— Begin RECORDS TO PROCESS —
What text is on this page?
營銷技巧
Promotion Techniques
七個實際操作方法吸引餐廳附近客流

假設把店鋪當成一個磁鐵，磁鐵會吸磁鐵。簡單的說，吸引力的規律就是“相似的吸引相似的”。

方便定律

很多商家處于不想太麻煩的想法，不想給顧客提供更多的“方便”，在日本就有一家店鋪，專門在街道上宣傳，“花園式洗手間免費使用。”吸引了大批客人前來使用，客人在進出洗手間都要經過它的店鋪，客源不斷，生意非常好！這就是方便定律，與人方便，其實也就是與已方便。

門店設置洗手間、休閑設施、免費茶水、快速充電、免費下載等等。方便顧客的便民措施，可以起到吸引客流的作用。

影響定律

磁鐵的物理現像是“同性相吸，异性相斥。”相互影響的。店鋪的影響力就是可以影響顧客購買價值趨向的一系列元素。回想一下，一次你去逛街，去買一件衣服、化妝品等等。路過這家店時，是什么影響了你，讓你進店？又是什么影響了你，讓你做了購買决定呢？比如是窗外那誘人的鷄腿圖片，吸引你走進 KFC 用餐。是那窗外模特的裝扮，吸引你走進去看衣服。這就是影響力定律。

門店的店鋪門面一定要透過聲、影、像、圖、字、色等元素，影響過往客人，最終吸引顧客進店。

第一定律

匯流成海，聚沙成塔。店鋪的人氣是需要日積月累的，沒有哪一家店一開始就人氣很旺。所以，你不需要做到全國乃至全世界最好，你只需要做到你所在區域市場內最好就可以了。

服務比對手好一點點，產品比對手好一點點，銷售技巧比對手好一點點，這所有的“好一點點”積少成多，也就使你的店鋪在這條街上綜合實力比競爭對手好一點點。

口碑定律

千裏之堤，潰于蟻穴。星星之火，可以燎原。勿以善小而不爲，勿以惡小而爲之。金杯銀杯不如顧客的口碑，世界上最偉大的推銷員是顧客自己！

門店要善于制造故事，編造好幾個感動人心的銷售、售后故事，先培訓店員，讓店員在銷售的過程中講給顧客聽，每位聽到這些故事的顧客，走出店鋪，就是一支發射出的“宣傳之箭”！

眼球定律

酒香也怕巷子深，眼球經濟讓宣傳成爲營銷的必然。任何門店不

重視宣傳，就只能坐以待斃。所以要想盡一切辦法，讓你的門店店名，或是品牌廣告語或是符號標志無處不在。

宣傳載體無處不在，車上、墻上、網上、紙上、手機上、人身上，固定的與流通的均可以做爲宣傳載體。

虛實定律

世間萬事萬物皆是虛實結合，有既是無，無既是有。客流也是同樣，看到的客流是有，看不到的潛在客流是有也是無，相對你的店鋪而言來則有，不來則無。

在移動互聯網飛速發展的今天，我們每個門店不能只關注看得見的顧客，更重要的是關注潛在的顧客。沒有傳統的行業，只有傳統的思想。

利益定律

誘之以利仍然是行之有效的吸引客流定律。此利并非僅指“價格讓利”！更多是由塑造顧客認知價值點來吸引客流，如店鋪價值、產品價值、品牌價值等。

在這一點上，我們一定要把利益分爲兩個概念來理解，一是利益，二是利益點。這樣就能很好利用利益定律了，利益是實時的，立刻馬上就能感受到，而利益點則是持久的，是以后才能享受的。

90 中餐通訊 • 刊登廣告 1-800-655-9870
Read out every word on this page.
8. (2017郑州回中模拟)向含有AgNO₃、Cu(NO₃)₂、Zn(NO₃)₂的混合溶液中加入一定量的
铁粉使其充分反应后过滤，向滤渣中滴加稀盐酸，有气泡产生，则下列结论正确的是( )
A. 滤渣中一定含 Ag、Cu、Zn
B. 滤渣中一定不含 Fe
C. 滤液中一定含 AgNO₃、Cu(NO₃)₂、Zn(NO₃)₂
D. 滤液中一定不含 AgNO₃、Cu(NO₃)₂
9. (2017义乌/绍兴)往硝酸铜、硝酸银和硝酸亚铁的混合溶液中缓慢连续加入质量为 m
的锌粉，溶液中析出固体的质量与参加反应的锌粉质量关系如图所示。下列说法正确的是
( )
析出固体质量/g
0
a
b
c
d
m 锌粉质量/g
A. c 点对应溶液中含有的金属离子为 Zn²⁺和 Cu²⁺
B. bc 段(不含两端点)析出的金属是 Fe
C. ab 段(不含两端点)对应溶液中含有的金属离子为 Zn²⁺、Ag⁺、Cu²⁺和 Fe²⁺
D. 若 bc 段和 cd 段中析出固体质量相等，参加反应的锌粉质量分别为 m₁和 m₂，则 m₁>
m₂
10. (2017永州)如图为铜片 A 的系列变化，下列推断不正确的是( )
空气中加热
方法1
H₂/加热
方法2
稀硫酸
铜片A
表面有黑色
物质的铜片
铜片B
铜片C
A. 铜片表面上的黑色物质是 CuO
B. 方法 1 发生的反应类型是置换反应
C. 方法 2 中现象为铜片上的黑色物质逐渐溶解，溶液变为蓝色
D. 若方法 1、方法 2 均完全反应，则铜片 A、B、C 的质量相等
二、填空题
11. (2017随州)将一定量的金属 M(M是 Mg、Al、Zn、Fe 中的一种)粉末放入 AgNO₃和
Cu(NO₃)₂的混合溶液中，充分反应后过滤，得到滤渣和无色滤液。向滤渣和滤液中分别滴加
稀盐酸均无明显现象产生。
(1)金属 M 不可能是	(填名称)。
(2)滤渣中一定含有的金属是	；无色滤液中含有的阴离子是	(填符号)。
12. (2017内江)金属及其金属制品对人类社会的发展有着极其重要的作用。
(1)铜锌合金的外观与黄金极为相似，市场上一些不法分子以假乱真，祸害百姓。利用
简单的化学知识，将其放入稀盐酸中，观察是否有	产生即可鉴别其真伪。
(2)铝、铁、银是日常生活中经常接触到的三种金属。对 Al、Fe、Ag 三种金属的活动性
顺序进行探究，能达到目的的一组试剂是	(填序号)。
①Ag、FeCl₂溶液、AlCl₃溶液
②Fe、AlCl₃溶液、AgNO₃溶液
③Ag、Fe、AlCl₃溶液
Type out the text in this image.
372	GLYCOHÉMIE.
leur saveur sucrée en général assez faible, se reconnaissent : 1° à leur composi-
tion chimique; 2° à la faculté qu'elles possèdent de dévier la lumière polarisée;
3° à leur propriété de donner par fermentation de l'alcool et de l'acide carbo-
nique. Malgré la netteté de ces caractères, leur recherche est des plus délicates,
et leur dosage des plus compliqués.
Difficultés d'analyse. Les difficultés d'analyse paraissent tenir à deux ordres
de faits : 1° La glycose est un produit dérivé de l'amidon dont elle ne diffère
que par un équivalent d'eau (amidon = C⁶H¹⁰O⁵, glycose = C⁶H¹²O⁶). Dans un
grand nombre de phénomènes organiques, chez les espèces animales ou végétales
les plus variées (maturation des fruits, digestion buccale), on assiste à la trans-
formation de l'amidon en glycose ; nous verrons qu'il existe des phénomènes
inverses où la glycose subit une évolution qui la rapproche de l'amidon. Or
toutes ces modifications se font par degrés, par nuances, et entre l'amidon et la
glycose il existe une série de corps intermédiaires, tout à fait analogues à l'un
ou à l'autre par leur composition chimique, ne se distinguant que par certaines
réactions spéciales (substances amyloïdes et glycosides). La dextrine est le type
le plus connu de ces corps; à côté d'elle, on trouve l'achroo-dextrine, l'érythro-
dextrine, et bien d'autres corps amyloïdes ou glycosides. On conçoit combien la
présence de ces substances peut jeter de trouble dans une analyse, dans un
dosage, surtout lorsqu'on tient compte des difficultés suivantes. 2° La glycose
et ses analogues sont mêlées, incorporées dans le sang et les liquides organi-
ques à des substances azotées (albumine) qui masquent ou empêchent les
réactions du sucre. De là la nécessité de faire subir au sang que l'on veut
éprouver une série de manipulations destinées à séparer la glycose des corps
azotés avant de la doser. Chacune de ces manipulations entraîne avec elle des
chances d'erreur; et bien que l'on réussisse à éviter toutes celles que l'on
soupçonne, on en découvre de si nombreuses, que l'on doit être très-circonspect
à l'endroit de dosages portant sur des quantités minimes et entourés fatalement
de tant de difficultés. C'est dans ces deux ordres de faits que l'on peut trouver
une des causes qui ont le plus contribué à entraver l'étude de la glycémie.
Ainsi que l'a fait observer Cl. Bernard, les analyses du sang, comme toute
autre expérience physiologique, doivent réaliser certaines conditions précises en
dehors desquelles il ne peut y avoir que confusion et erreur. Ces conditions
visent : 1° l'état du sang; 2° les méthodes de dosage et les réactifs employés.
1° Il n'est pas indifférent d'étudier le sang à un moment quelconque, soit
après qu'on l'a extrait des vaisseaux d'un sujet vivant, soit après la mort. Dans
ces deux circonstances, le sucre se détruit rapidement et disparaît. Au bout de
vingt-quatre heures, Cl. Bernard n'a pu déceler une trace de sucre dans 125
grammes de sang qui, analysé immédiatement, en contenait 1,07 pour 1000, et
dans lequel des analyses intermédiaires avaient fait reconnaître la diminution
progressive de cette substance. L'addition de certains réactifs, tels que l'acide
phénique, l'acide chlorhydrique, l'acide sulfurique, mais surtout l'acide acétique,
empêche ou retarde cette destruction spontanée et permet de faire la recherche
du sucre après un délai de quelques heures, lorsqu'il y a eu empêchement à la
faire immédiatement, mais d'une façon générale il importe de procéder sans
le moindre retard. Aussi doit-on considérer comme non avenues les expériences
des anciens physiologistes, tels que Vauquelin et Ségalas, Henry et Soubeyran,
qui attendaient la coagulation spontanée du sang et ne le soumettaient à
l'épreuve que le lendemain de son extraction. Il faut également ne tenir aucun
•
— End RECORDS TO PROCESS —
AIM: What is the number of lines in this listing that contain the word "série"? Answer with that number and nothing else.

ANSWER TO THE TASK: 2